■ Task statement
Find how many lines in the data below include the word "title", then write only that number.

---- Supplied information

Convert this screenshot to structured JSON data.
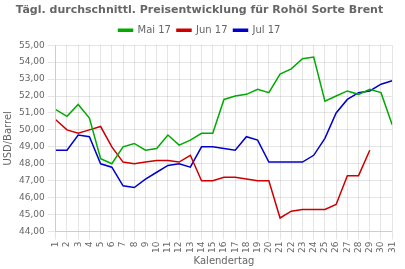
{
  "chart_data": {
    "type": "line",
    "title": "Tägl. durchschnittl. Preisentwicklung für Rohöl Sorte Brent",
    "xlabel": "Kalendertag",
    "ylabel": "USD/Barrel",
    "x": [
      1,
      2,
      3,
      4,
      5,
      6,
      7,
      8,
      9,
      10,
      11,
      12,
      13,
      14,
      15,
      16,
      17,
      18,
      19,
      20,
      21,
      22,
      23,
      24,
      25,
      26,
      27,
      28,
      29,
      30,
      31
    ],
    "xlim": [
      1,
      31
    ],
    "xticks": [
      1,
      2,
      3,
      4,
      5,
      6,
      7,
      8,
      9,
      10,
      11,
      12,
      13,
      14,
      15,
      16,
      17,
      18,
      19,
      20,
      21,
      22,
      23,
      24,
      25,
      26,
      27,
      28,
      29,
      30,
      31
    ],
    "ylim": [
      44.0,
      55.0
    ],
    "yticks": [
      {
        "value": 44.0,
        "label": "44,00"
      },
      {
        "value": 45.0,
        "label": "45,00"
      },
      {
        "value": 46.0,
        "label": "46,00"
      },
      {
        "value": 47.0,
        "label": "47,00"
      },
      {
        "value": 48.0,
        "label": "48,00"
      },
      {
        "value": 49.0,
        "label": "49,00"
      },
      {
        "value": 50.0,
        "label": "50,00"
      },
      {
        "value": 51.0,
        "label": "51,00"
      },
      {
        "value": 52.0,
        "label": "52,00"
      },
      {
        "value": 53.0,
        "label": "53,00"
      },
      {
        "value": 54.0,
        "label": "54,00"
      },
      {
        "value": 55.0,
        "label": "55,00"
      }
    ],
    "grid": true,
    "legend": "top",
    "series": [
      {
        "name": "Mai 17",
        "color": "#00AA00",
        "values": [
          51.2,
          50.8,
          51.5,
          50.7,
          48.3,
          48.0,
          49.0,
          49.2,
          48.8,
          48.9,
          49.7,
          49.1,
          49.4,
          49.8,
          49.8,
          51.8,
          52.0,
          52.1,
          52.4,
          52.2,
          53.3,
          53.6,
          54.2,
          54.3,
          51.7,
          52.0,
          52.3,
          52.1,
          52.4,
          52.2,
          50.3
        ]
      },
      {
        "name": "Jun 17",
        "color": "#CC0000",
        "values": [
          50.6,
          50.0,
          49.8,
          50.0,
          50.2,
          49.0,
          48.1,
          48.0,
          48.1,
          48.2,
          48.2,
          48.1,
          48.5,
          47.0,
          47.0,
          47.2,
          47.2,
          47.1,
          47.0,
          47.0,
          44.8,
          45.2,
          45.3,
          45.3,
          45.3,
          45.6,
          47.3,
          47.3,
          48.8,
          null,
          null
        ]
      },
      {
        "name": "Jul 17",
        "color": "#0000CC",
        "values": [
          48.8,
          48.8,
          49.7,
          49.6,
          48.0,
          47.8,
          46.7,
          46.6,
          47.1,
          47.5,
          47.9,
          48.0,
          47.8,
          49.0,
          49.0,
          48.9,
          48.8,
          49.6,
          49.4,
          48.1,
          48.1,
          48.1,
          48.1,
          48.5,
          49.5,
          51.0,
          51.8,
          52.2,
          52.3,
          52.7,
          52.9
        ]
      }
    ]
  }
}
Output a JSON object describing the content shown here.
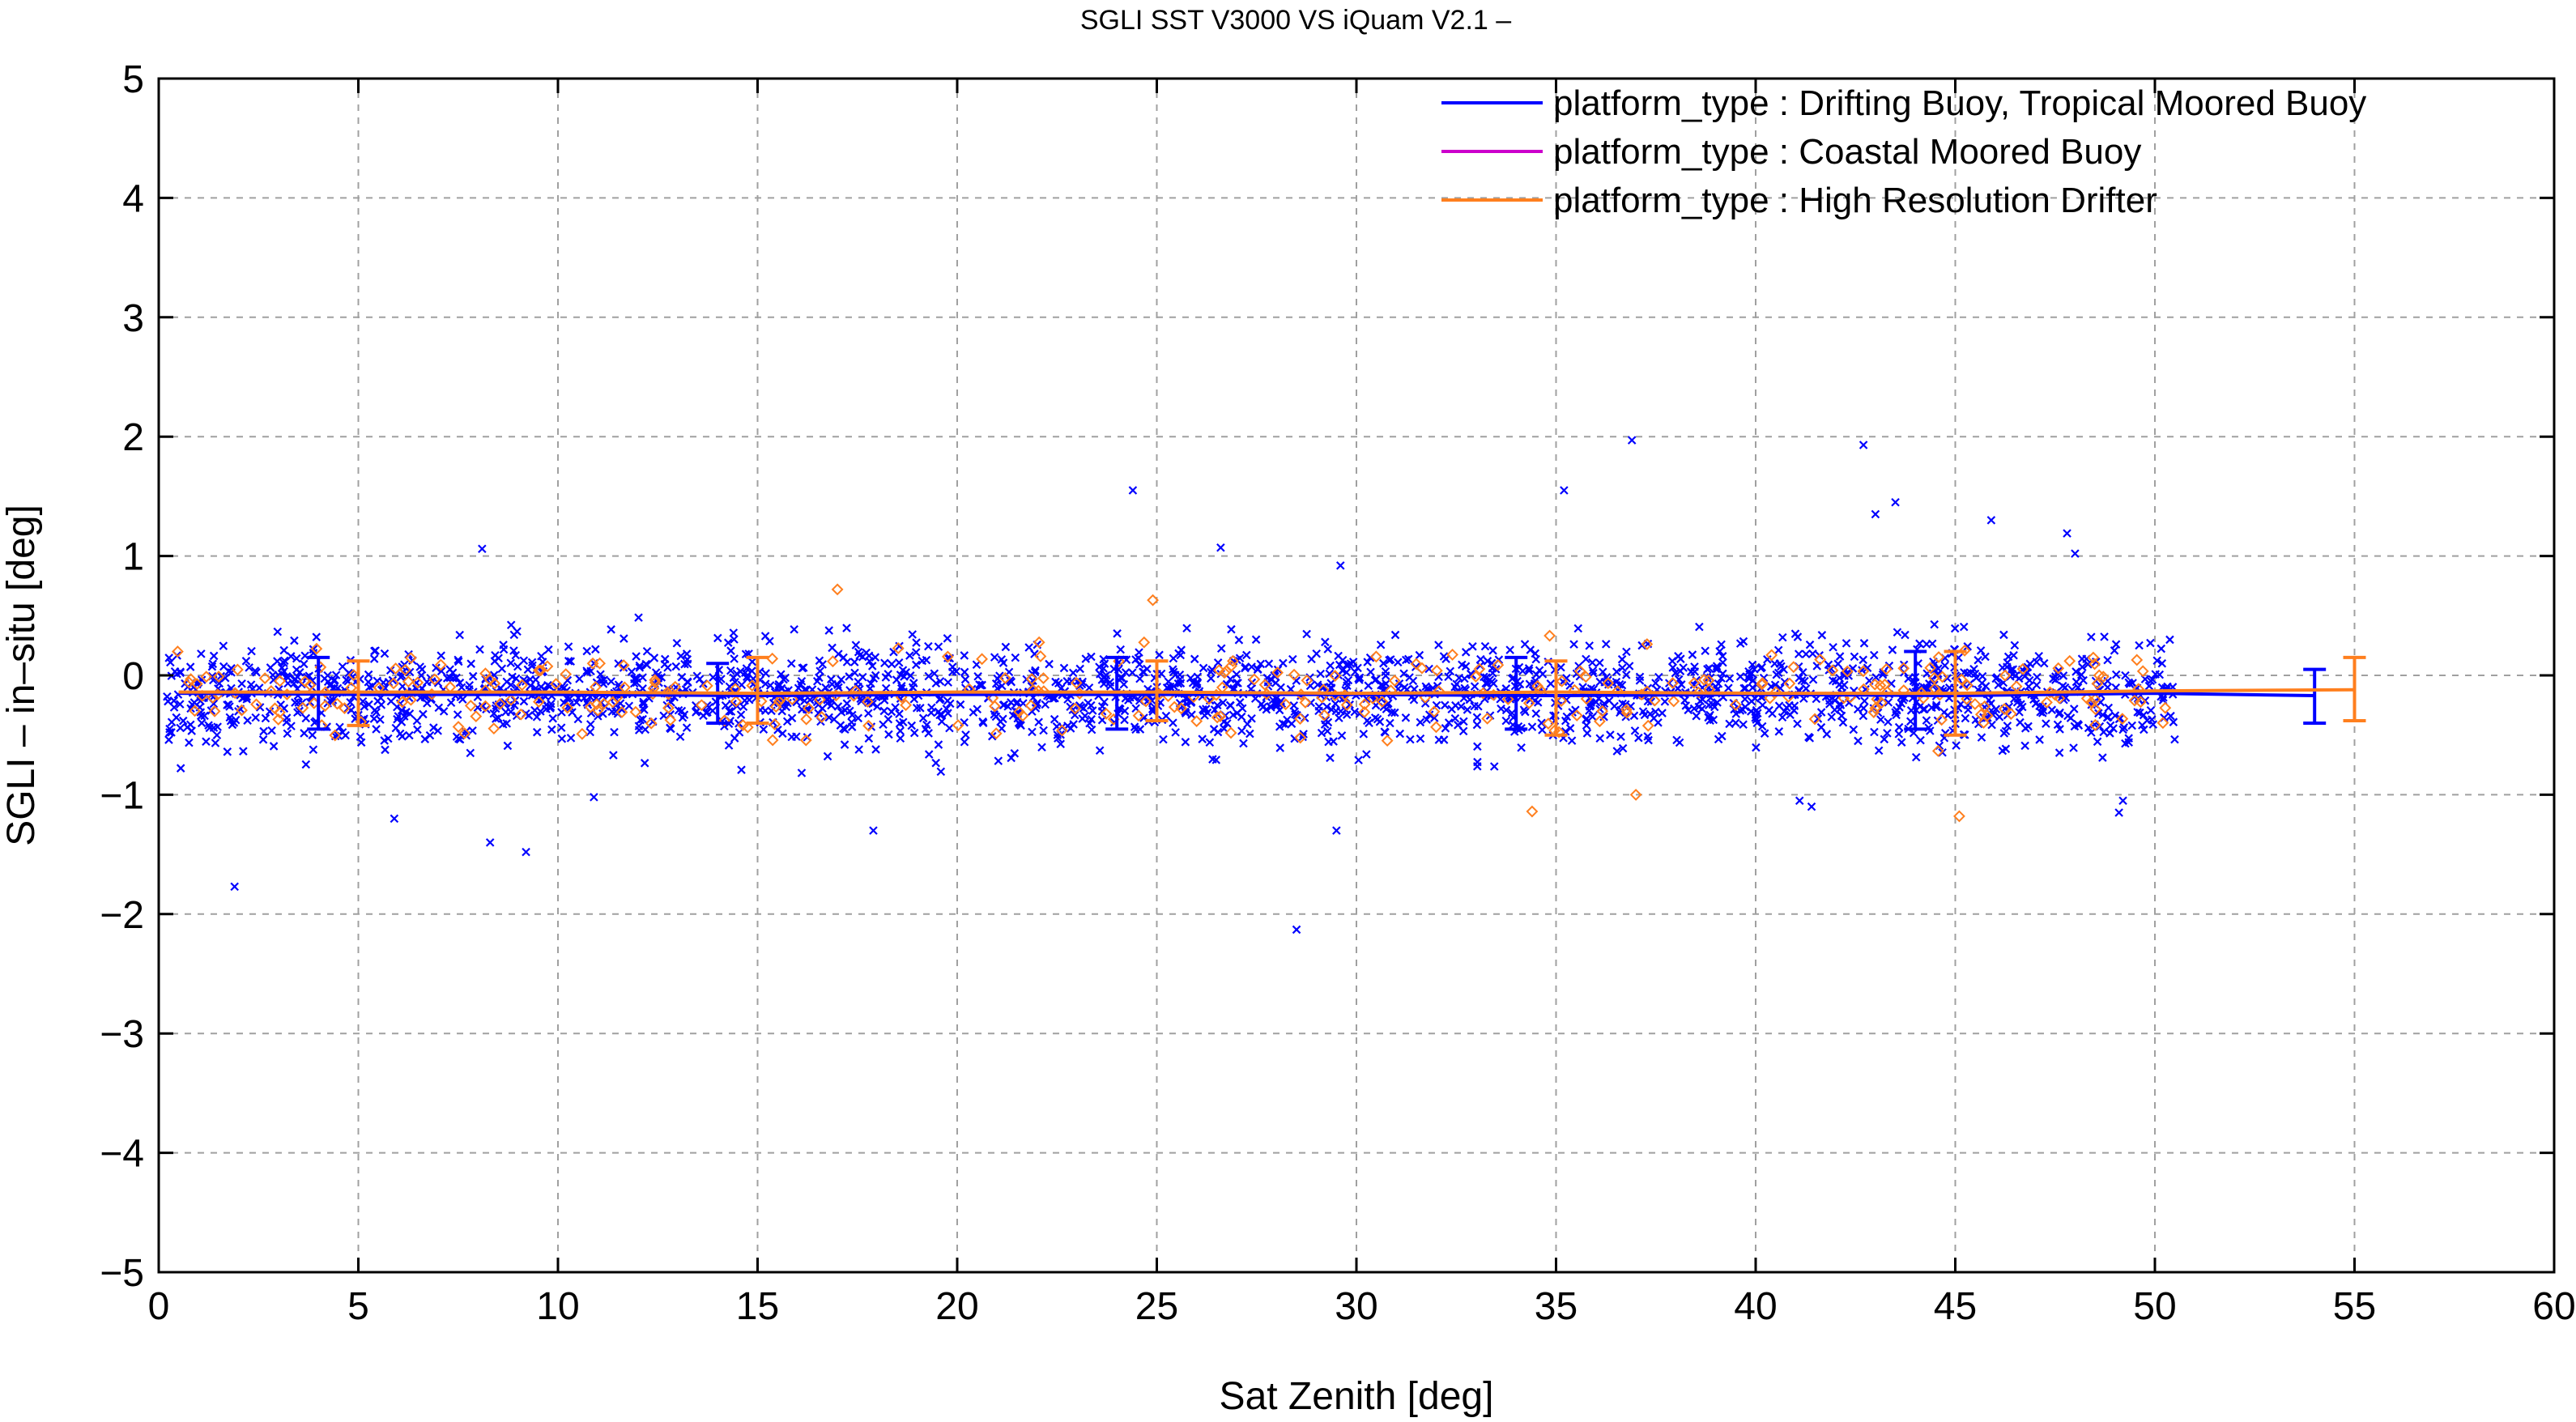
{
  "chart_data": {
    "type": "scatter",
    "title": "SGLI SST V3000 VS iQuam V2.1  –",
    "xlabel": "Sat Zenith [deg]",
    "ylabel": "SGLI – in–situ [deg]",
    "xlim": [
      0,
      60
    ],
    "ylim": [
      -5,
      5
    ],
    "xticks": [
      "0",
      "5",
      "10",
      "15",
      "20",
      "25",
      "30",
      "35",
      "40",
      "45",
      "50",
      "55",
      "60"
    ],
    "yticks": [
      "−5",
      "−4",
      "−3",
      "−2",
      "−1",
      "0",
      "1",
      "2",
      "3",
      "4",
      "5"
    ],
    "grid": true,
    "legend_position": "top-right",
    "series": [
      {
        "name": "platform_type : Drifting Buoy, Tropical Moored Buoy",
        "color": "#0000ff",
        "marker": "x",
        "mean_line": {
          "x": [
            0.5,
            5,
            10,
            15,
            20,
            25,
            30,
            35,
            40,
            45,
            50,
            54
          ],
          "y": [
            -0.15,
            -0.16,
            -0.16,
            -0.17,
            -0.16,
            -0.16,
            -0.16,
            -0.17,
            -0.16,
            -0.17,
            -0.15,
            -0.17
          ]
        },
        "error_bars": [
          {
            "x": 4,
            "mean": -0.15,
            "low": -0.45,
            "high": 0.15
          },
          {
            "x": 14,
            "mean": -0.15,
            "low": -0.4,
            "high": 0.1
          },
          {
            "x": 24,
            "mean": -0.15,
            "low": -0.45,
            "high": 0.15
          },
          {
            "x": 34,
            "mean": -0.15,
            "low": -0.45,
            "high": 0.15
          },
          {
            "x": 44,
            "mean": -0.15,
            "low": -0.45,
            "high": 0.2
          },
          {
            "x": 54,
            "mean": -0.17,
            "low": -0.4,
            "high": 0.05
          }
        ],
        "outliers": [
          {
            "x": 1.9,
            "y": -1.77
          },
          {
            "x": 5.9,
            "y": -1.2
          },
          {
            "x": 8.3,
            "y": -1.4
          },
          {
            "x": 9.2,
            "y": -1.48
          },
          {
            "x": 8.1,
            "y": 1.06
          },
          {
            "x": 24.4,
            "y": 1.55
          },
          {
            "x": 26.6,
            "y": 1.07
          },
          {
            "x": 28.5,
            "y": -2.13
          },
          {
            "x": 29.5,
            "y": -1.3
          },
          {
            "x": 29.6,
            "y": 0.92
          },
          {
            "x": 35.2,
            "y": 1.55
          },
          {
            "x": 36.9,
            "y": 1.97
          },
          {
            "x": 42.7,
            "y": 1.93
          },
          {
            "x": 43.0,
            "y": 1.35
          },
          {
            "x": 43.5,
            "y": 1.45
          },
          {
            "x": 45.9,
            "y": 1.3
          },
          {
            "x": 47.8,
            "y": 1.19
          },
          {
            "x": 48.0,
            "y": 1.02
          },
          {
            "x": 17.9,
            "y": -1.3
          },
          {
            "x": 10.9,
            "y": -1.02
          },
          {
            "x": 49.2,
            "y": -1.05
          },
          {
            "x": 49.1,
            "y": -1.15
          },
          {
            "x": 41.1,
            "y": -1.05
          },
          {
            "x": 41.4,
            "y": -1.1
          }
        ],
        "bulk": {
          "x_range": [
            0.2,
            50.5
          ],
          "y_mean": -0.15,
          "y_sd": 0.3,
          "count": 2200
        }
      },
      {
        "name": "platform_type : Coastal Moored Buoy",
        "color": "#cc00cc",
        "marker": "o",
        "mean_line": null,
        "error_bars": [],
        "outliers": [],
        "bulk": null
      },
      {
        "name": "platform_type : High Resolution Drifter",
        "color": "#ff7f1e",
        "marker": "diamond",
        "mean_line": {
          "x": [
            0.5,
            5,
            10,
            15,
            20,
            25,
            30,
            35,
            40,
            45,
            50,
            55
          ],
          "y": [
            -0.14,
            -0.14,
            -0.14,
            -0.15,
            -0.14,
            -0.14,
            -0.15,
            -0.14,
            -0.15,
            -0.15,
            -0.13,
            -0.12
          ]
        },
        "error_bars": [
          {
            "x": 5,
            "mean": -0.14,
            "low": -0.42,
            "high": 0.12
          },
          {
            "x": 15,
            "mean": -0.15,
            "low": -0.4,
            "high": 0.15
          },
          {
            "x": 25,
            "mean": -0.14,
            "low": -0.38,
            "high": 0.12
          },
          {
            "x": 35,
            "mean": -0.14,
            "low": -0.5,
            "high": 0.12
          },
          {
            "x": 45,
            "mean": -0.15,
            "low": -0.5,
            "high": 0.2
          },
          {
            "x": 55,
            "mean": -0.12,
            "low": -0.38,
            "high": 0.15
          }
        ],
        "outliers": [
          {
            "x": 17.0,
            "y": 0.72
          },
          {
            "x": 34.4,
            "y": -1.14
          },
          {
            "x": 45.1,
            "y": -1.18
          },
          {
            "x": 37.0,
            "y": -1.0
          },
          {
            "x": 24.9,
            "y": 0.63
          }
        ],
        "bulk": {
          "x_range": [
            0.3,
            50.5
          ],
          "y_mean": -0.15,
          "y_sd": 0.25,
          "count": 320
        }
      }
    ]
  }
}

--------

■ Finished task
2